[Item position entries]
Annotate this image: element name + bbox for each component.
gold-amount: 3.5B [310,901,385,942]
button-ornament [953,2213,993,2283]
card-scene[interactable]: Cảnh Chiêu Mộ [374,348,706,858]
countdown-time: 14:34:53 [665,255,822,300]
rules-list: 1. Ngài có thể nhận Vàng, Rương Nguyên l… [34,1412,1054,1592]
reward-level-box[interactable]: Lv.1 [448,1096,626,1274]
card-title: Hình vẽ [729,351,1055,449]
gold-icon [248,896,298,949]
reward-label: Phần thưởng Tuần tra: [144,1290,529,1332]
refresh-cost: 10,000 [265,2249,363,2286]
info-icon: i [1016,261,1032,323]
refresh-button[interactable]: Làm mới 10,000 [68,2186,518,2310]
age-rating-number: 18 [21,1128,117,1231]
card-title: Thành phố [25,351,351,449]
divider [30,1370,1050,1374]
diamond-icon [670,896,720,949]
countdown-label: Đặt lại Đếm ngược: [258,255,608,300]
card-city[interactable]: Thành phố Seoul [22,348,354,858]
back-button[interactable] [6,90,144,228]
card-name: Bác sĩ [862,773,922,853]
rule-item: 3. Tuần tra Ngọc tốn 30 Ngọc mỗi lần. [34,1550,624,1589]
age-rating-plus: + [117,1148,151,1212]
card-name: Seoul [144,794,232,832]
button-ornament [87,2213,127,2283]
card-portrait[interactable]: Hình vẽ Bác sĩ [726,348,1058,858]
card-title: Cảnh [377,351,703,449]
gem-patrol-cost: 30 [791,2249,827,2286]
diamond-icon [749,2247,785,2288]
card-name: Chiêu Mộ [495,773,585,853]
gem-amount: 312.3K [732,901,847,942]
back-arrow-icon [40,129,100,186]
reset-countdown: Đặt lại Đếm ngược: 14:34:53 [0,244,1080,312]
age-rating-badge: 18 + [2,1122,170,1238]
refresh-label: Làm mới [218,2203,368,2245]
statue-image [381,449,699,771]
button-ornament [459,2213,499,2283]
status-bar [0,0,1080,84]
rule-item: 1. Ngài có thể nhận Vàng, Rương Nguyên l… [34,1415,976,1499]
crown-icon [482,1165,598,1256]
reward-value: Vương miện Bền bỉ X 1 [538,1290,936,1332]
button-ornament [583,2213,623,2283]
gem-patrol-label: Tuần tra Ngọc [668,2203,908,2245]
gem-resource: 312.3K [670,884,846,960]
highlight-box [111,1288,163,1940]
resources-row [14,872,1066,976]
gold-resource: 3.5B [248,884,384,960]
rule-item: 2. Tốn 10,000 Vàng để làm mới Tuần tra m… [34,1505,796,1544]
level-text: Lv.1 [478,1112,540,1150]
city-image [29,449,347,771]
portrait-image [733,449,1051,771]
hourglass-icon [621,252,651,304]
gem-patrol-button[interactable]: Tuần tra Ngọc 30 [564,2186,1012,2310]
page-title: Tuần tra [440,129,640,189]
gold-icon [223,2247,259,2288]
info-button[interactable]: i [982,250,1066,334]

# Objective
From the items above, pull out each line that contains the word "Cảnh". Copy those lines unchanged.

# Exercise solution
card-scene[interactable]: Cảnh Chiêu Mộ [374,348,706,858]
card-title: Cảnh [377,351,703,449]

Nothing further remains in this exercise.